>> Start Supplied entries

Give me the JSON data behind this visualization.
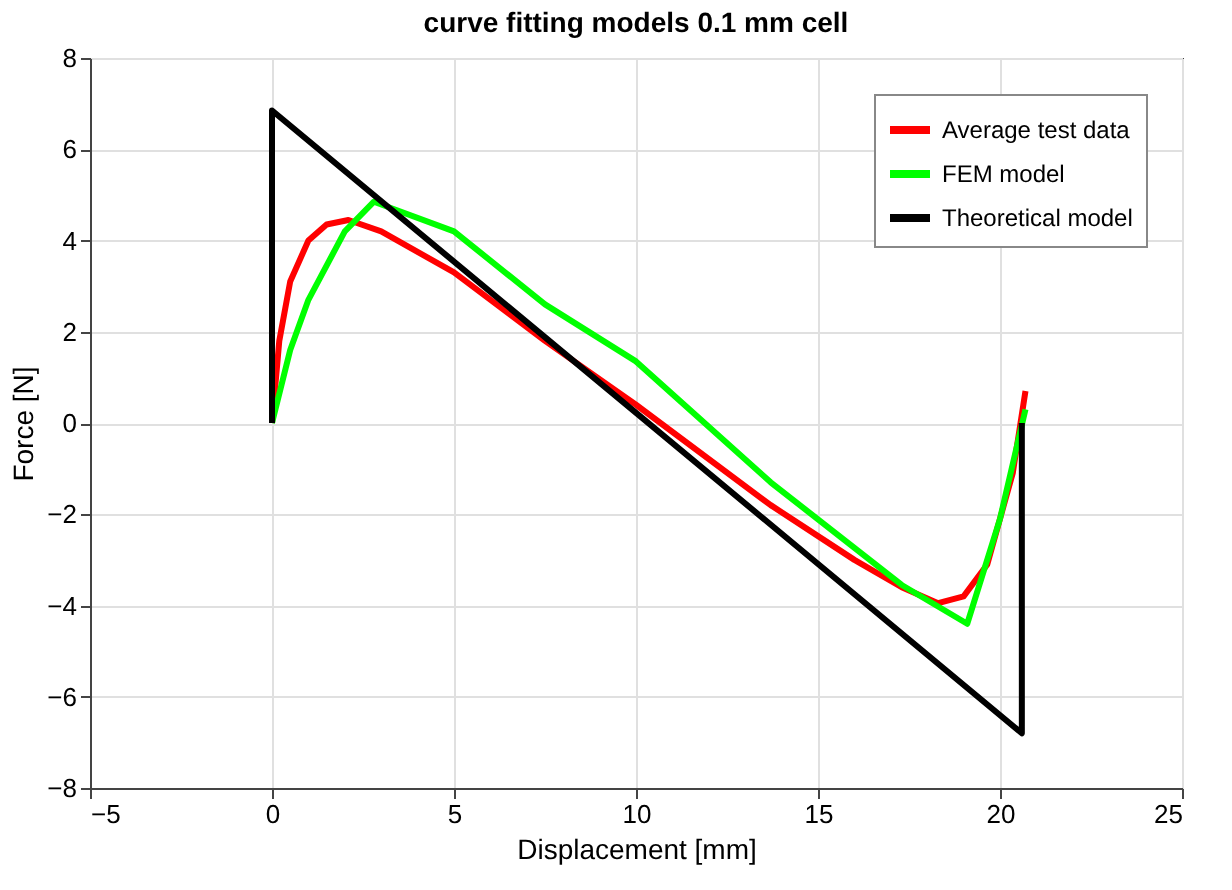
{
  "chart_data": {
    "type": "line",
    "title": "curve fitting models 0.1 mm cell",
    "xlabel": "Displacement [mm]",
    "ylabel": "Force [N]",
    "xlim": [
      -5,
      25
    ],
    "xticks": [
      -5,
      0,
      5,
      10,
      15,
      20,
      25
    ],
    "ylim": [
      -8,
      8
    ],
    "yticks": [
      -8,
      -6,
      -4,
      -2,
      0,
      2,
      4,
      6,
      8
    ],
    "grid": true,
    "legend": "top right",
    "line_style": "solid",
    "marker": "none",
    "series": [
      {
        "name": "Average test data",
        "color": "#ff0000",
        "x": [
          0,
          0.2,
          0.5,
          1,
          1.5,
          2.1,
          3,
          5,
          7.5,
          10,
          13.7,
          16,
          17.3,
          18.3,
          19,
          19.65,
          20.35,
          20.7
        ],
        "values": [
          0,
          1.8,
          3.1,
          4.0,
          4.35,
          4.45,
          4.2,
          3.3,
          1.8,
          0.4,
          -1.8,
          -3.0,
          -3.6,
          -3.95,
          -3.8,
          -3.1,
          -1.1,
          0.7
        ]
      },
      {
        "name": "FEM model",
        "color": "#00ff00",
        "x": [
          0,
          0.5,
          1,
          2,
          2.8,
          5,
          7.5,
          10,
          13.7,
          17.3,
          19.1,
          20,
          20.7
        ],
        "values": [
          0,
          1.6,
          2.7,
          4.2,
          4.85,
          4.2,
          2.6,
          1.35,
          -1.3,
          -3.55,
          -4.4,
          -2.1,
          0.3
        ]
      },
      {
        "name": "Theoretical model",
        "color": "#000000",
        "x": [
          0,
          0,
          20.6,
          20.6
        ],
        "values": [
          0,
          6.85,
          -6.8,
          0
        ]
      }
    ]
  }
}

>> End Supplied entries

→ **Aim**: Return the whole listing, word for word, and leave out every picture.

→ **Answer to the problem**:
Give me the JSON data behind this visualization.
{
  "chart_data": {
    "type": "line",
    "title": "curve fitting models 0.1 mm cell",
    "xlabel": "Displacement [mm]",
    "ylabel": "Force [N]",
    "xlim": [
      -5,
      25
    ],
    "xticks": [
      -5,
      0,
      5,
      10,
      15,
      20,
      25
    ],
    "ylim": [
      -8,
      8
    ],
    "yticks": [
      -8,
      -6,
      -4,
      -2,
      0,
      2,
      4,
      6,
      8
    ],
    "grid": true,
    "legend": "top right",
    "line_style": "solid",
    "marker": "none",
    "series": [
      {
        "name": "Average test data",
        "color": "#ff0000",
        "x": [
          0,
          0.2,
          0.5,
          1,
          1.5,
          2.1,
          3,
          5,
          7.5,
          10,
          13.7,
          16,
          17.3,
          18.3,
          19,
          19.65,
          20.35,
          20.7
        ],
        "values": [
          0,
          1.8,
          3.1,
          4.0,
          4.35,
          4.45,
          4.2,
          3.3,
          1.8,
          0.4,
          -1.8,
          -3.0,
          -3.6,
          -3.95,
          -3.8,
          -3.1,
          -1.1,
          0.7
        ]
      },
      {
        "name": "FEM model",
        "color": "#00ff00",
        "x": [
          0,
          0.5,
          1,
          2,
          2.8,
          5,
          7.5,
          10,
          13.7,
          17.3,
          19.1,
          20,
          20.7
        ],
        "values": [
          0,
          1.6,
          2.7,
          4.2,
          4.85,
          4.2,
          2.6,
          1.35,
          -1.3,
          -3.55,
          -4.4,
          -2.1,
          0.3
        ]
      },
      {
        "name": "Theoretical model",
        "color": "#000000",
        "x": [
          0,
          0,
          20.6,
          20.6
        ],
        "values": [
          0,
          6.85,
          -6.8,
          0
        ]
      }
    ]
  }
}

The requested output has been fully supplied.